Work to complete |
Repeat all the material exactly; pictures stay out of your copy.

Records excerpted from a collection |
═══
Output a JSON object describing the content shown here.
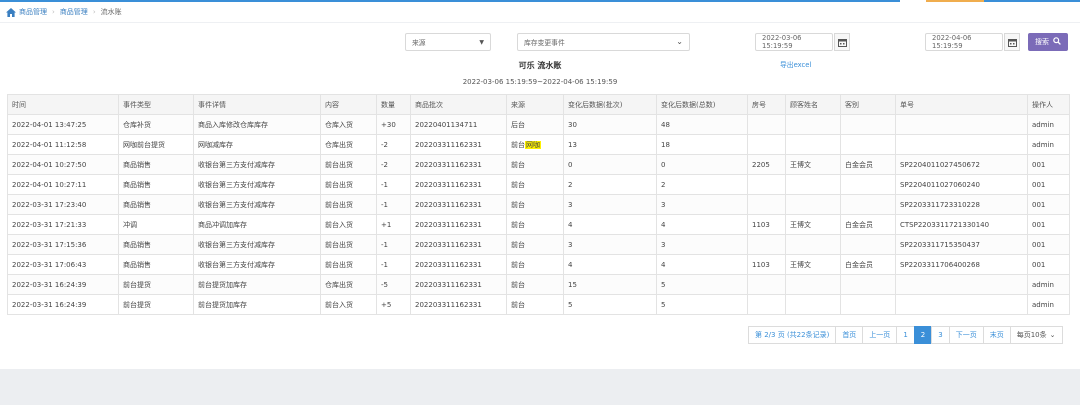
{
  "breadcrumb": {
    "items": [
      "商品管理",
      "商品管理"
    ],
    "current": "流水账"
  },
  "filters": {
    "source_placeholder": "来源",
    "event_placeholder": "库存变更事件",
    "start_date": "2022-03-06 15:19:59",
    "end_date": "2022-04-06 15:19:59",
    "search_label": "搜索"
  },
  "report": {
    "title": "可乐 流水账",
    "export_label": "导出excel",
    "range": "2022-03-06 15:19:59~2022-04-06 15:19:59"
  },
  "table": {
    "headers": [
      "时间",
      "事件类型",
      "事件详情",
      "内容",
      "数量",
      "商品批次",
      "来源",
      "变化后数据(批次)",
      "变化后数据(总数)",
      "房号",
      "顾客姓名",
      "客别",
      "单号",
      "操作人"
    ],
    "rows": [
      [
        "2022-04-01 13:47:25",
        "仓库补货",
        "商品入库修改仓库库存",
        "仓库入货",
        "+30",
        "20220401134711",
        "后台",
        "30",
        "48",
        "",
        "",
        "",
        "",
        "admin"
      ],
      [
        "2022-04-01 11:12:58",
        "网咖前台提货",
        "网咖减库存",
        "仓库出货",
        "-2",
        "202203311162331",
        "前台网咖",
        "13",
        "18",
        "",
        "",
        "",
        "",
        "admin"
      ],
      [
        "2022-04-01 10:27:50",
        "商品销售",
        "收银台第三方支付减库存",
        "前台出货",
        "-2",
        "202203311162331",
        "前台",
        "0",
        "0",
        "2205",
        "王博文",
        "白金会员",
        "SP2204011027450672",
        "001"
      ],
      [
        "2022-04-01 10:27:11",
        "商品销售",
        "收银台第三方支付减库存",
        "前台出货",
        "-1",
        "202203311162331",
        "前台",
        "2",
        "2",
        "",
        "",
        "",
        "SP2204011027060240",
        "001"
      ],
      [
        "2022-03-31 17:23:40",
        "商品销售",
        "收银台第三方支付减库存",
        "前台出货",
        "-1",
        "202203311162331",
        "前台",
        "3",
        "3",
        "",
        "",
        "",
        "SP2203311723310228",
        "001"
      ],
      [
        "2022-03-31 17:21:33",
        "冲调",
        "商品冲调加库存",
        "前台入货",
        "+1",
        "202203311162331",
        "前台",
        "4",
        "4",
        "1103",
        "王博文",
        "白金会员",
        "CTSP2203311721330140",
        "001"
      ],
      [
        "2022-03-31 17:15:36",
        "商品销售",
        "收银台第三方支付减库存",
        "前台出货",
        "-1",
        "202203311162331",
        "前台",
        "3",
        "3",
        "",
        "",
        "",
        "SP2203311715350437",
        "001"
      ],
      [
        "2022-03-31 17:06:43",
        "商品销售",
        "收银台第三方支付减库存",
        "前台出货",
        "-1",
        "202203311162331",
        "前台",
        "4",
        "4",
        "1103",
        "王博文",
        "白金会员",
        "SP2203311706400268",
        "001"
      ],
      [
        "2022-03-31 16:24:39",
        "前台提货",
        "前台提货加库存",
        "仓库出货",
        "-5",
        "202203311162331",
        "前台",
        "15",
        "5",
        "",
        "",
        "",
        "",
        "admin"
      ],
      [
        "2022-03-31 16:24:39",
        "前台提货",
        "前台提货加库存",
        "前台入货",
        "+5",
        "202203311162331",
        "前台",
        "5",
        "5",
        "",
        "",
        "",
        "",
        "admin"
      ]
    ]
  },
  "pagination": {
    "info": "第 2/3 页 (共22条记录)",
    "first": "首页",
    "prev": "上一页",
    "pages": [
      "1",
      "2",
      "3"
    ],
    "active_page": "2",
    "next": "下一页",
    "last": "末页",
    "per_page": "每页10条"
  },
  "colors": {
    "accent": "#3a8fd8",
    "search_button": "#7b6bb8",
    "negative": "#e53935",
    "highlight": "#fff200"
  },
  "icons": {
    "home": "home-icon",
    "calendar": "calendar-icon",
    "search": "search-icon",
    "dropdown": "chevron-down-icon"
  }
}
═══
Response |
Output a JSON object describing the content shown here.
{
  "breadcrumb": {
    "items": [
      "商品管理",
      "商品管理"
    ],
    "current": "流水账"
  },
  "filters": {
    "source_placeholder": "来源",
    "event_placeholder": "库存变更事件",
    "start_date": "2022-03-06 15:19:59",
    "end_date": "2022-04-06 15:19:59",
    "search_label": "搜索"
  },
  "report": {
    "title": "可乐 流水账",
    "export_label": "导出excel",
    "range": "2022-03-06 15:19:59~2022-04-06 15:19:59"
  },
  "table": {
    "headers": [
      "时间",
      "事件类型",
      "事件详情",
      "内容",
      "数量",
      "商品批次",
      "来源",
      "变化后数据(批次)",
      "变化后数据(总数)",
      "房号",
      "顾客姓名",
      "客别",
      "单号",
      "操作人"
    ],
    "rows": [
      [
        "2022-04-01 13:47:25",
        "仓库补货",
        "商品入库修改仓库库存",
        "仓库入货",
        "+30",
        "20220401134711",
        "后台",
        "30",
        "48",
        "",
        "",
        "",
        "",
        "admin"
      ],
      [
        "2022-04-01 11:12:58",
        "网咖前台提货",
        "网咖减库存",
        "仓库出货",
        "-2",
        "202203311162331",
        "前台网咖",
        "13",
        "18",
        "",
        "",
        "",
        "",
        "admin"
      ],
      [
        "2022-04-01 10:27:50",
        "商品销售",
        "收银台第三方支付减库存",
        "前台出货",
        "-2",
        "202203311162331",
        "前台",
        "0",
        "0",
        "2205",
        "王博文",
        "白金会员",
        "SP2204011027450672",
        "001"
      ],
      [
        "2022-04-01 10:27:11",
        "商品销售",
        "收银台第三方支付减库存",
        "前台出货",
        "-1",
        "202203311162331",
        "前台",
        "2",
        "2",
        "",
        "",
        "",
        "SP2204011027060240",
        "001"
      ],
      [
        "2022-03-31 17:23:40",
        "商品销售",
        "收银台第三方支付减库存",
        "前台出货",
        "-1",
        "202203311162331",
        "前台",
        "3",
        "3",
        "",
        "",
        "",
        "SP2203311723310228",
        "001"
      ],
      [
        "2022-03-31 17:21:33",
        "冲调",
        "商品冲调加库存",
        "前台入货",
        "+1",
        "202203311162331",
        "前台",
        "4",
        "4",
        "1103",
        "王博文",
        "白金会员",
        "CTSP2203311721330140",
        "001"
      ],
      [
        "2022-03-31 17:15:36",
        "商品销售",
        "收银台第三方支付减库存",
        "前台出货",
        "-1",
        "202203311162331",
        "前台",
        "3",
        "3",
        "",
        "",
        "",
        "SP2203311715350437",
        "001"
      ],
      [
        "2022-03-31 17:06:43",
        "商品销售",
        "收银台第三方支付减库存",
        "前台出货",
        "-1",
        "202203311162331",
        "前台",
        "4",
        "4",
        "1103",
        "王博文",
        "白金会员",
        "SP2203311706400268",
        "001"
      ],
      [
        "2022-03-31 16:24:39",
        "前台提货",
        "前台提货加库存",
        "仓库出货",
        "-5",
        "202203311162331",
        "前台",
        "15",
        "5",
        "",
        "",
        "",
        "",
        "admin"
      ],
      [
        "2022-03-31 16:24:39",
        "前台提货",
        "前台提货加库存",
        "前台入货",
        "+5",
        "202203311162331",
        "前台",
        "5",
        "5",
        "",
        "",
        "",
        "",
        "admin"
      ]
    ]
  },
  "pagination": {
    "info": "第 2/3 页 (共22条记录)",
    "first": "首页",
    "prev": "上一页",
    "pages": [
      "1",
      "2",
      "3"
    ],
    "active_page": "2",
    "next": "下一页",
    "last": "末页",
    "per_page": "每页10条"
  },
  "colors": {
    "accent": "#3a8fd8",
    "search_button": "#7b6bb8",
    "negative": "#e53935",
    "highlight": "#fff200"
  },
  "icons": {
    "home": "home-icon",
    "calendar": "calendar-icon",
    "search": "search-icon",
    "dropdown": "chevron-down-icon"
  }
}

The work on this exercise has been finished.